#### Short problem:
Find every line of the listing below where "Bank" appears, and copy it.

#### Records supplied:
——

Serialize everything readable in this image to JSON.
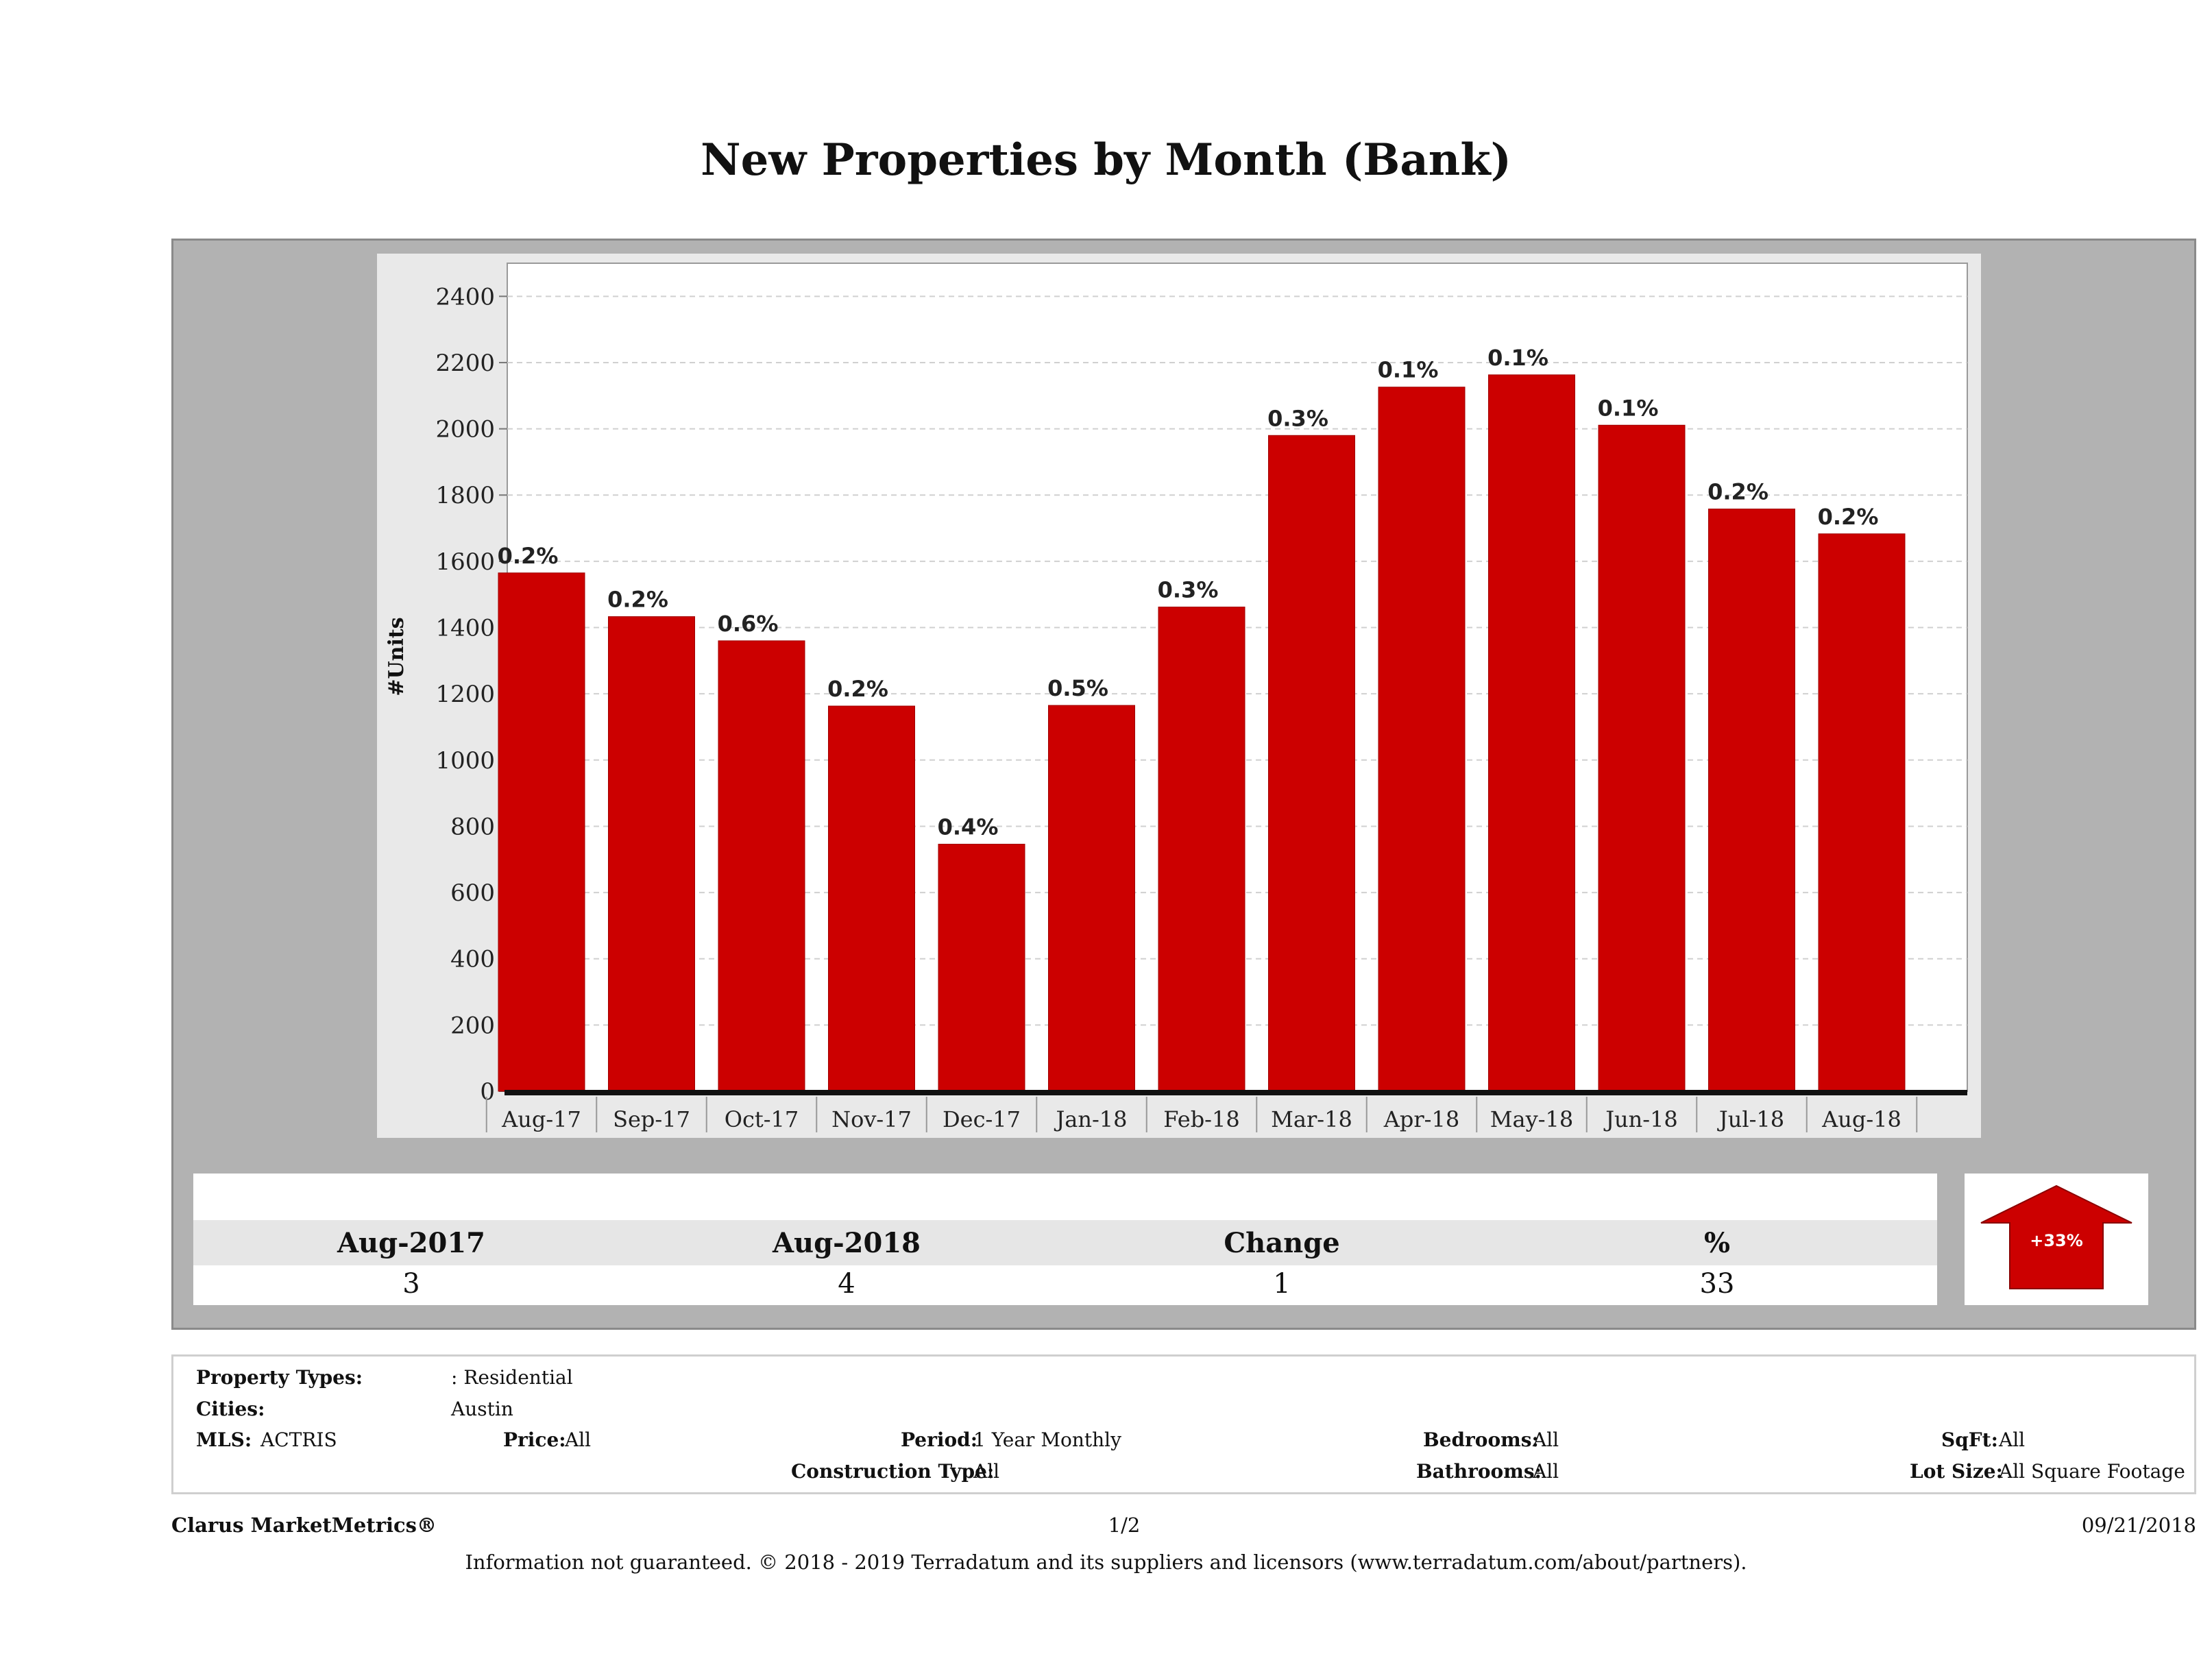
{
  "title": "New Properties by Month (Bank)",
  "colors": {
    "bar": "#cc0000",
    "panel": "#b2b2b2",
    "plot_bg": "#ffffff",
    "arrow": "#cc0000"
  },
  "chart_data": {
    "type": "bar",
    "title": "New Properties by Month (Bank)",
    "xlabel": "",
    "ylabel": "#Units",
    "ylim": [
      0,
      2500
    ],
    "yticks": [
      0,
      200,
      400,
      600,
      800,
      1000,
      1200,
      1400,
      1600,
      1800,
      2000,
      2200,
      2400
    ],
    "grid": true,
    "categories": [
      "Aug-17",
      "Sep-17",
      "Oct-17",
      "Nov-17",
      "Dec-17",
      "Jan-18",
      "Feb-18",
      "Mar-18",
      "Apr-18",
      "May-18",
      "Jun-18",
      "Jul-18",
      "Aug-18"
    ],
    "values": [
      1565,
      1433,
      1360,
      1163,
      746,
      1165,
      1462,
      1980,
      2126,
      2163,
      2011,
      1758,
      1683
    ],
    "data_labels": [
      "0.2%",
      "0.2%",
      "0.6%",
      "0.2%",
      "0.4%",
      "0.5%",
      "0.3%",
      "0.3%",
      "0.1%",
      "0.1%",
      "0.1%",
      "0.2%",
      "0.2%"
    ]
  },
  "summary": {
    "headers": [
      "Aug-2017",
      "Aug-2018",
      "Change",
      "%"
    ],
    "values": [
      "3",
      "4",
      "1",
      "33"
    ],
    "arrow_label": "+33%",
    "arrow_icon": "up-arrow-icon"
  },
  "filters": {
    "property_types_label": "Property Types:",
    "property_types_value": ": Residential",
    "cities_label": "Cities:",
    "cities_value": "Austin",
    "mls_label": "MLS:",
    "mls_value": "ACTRIS",
    "price_label": "Price:",
    "price_value": "All",
    "period_label": "Period:",
    "period_value": "1 Year Monthly",
    "construction_label": "Construction Type:",
    "construction_value": "All",
    "bedrooms_label": "Bedrooms:",
    "bedrooms_value": "All",
    "bathrooms_label": "Bathrooms:",
    "bathrooms_value": "All",
    "sqft_label": "SqFt:",
    "sqft_value": "All",
    "lotsize_label": "Lot Size:",
    "lotsize_value": "All Square Footage"
  },
  "footer": {
    "brand": "Clarus MarketMetrics®",
    "page": "1/2",
    "date": "09/21/2018",
    "disclaimer": "Information not guaranteed. © 2018 - 2019 Terradatum and its suppliers and licensors (www.terradatum.com/about/partners)."
  }
}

——

#### The response:
  "title": "New Properties by Month (Bank)",
    "title": "New Properties by Month (Bank)",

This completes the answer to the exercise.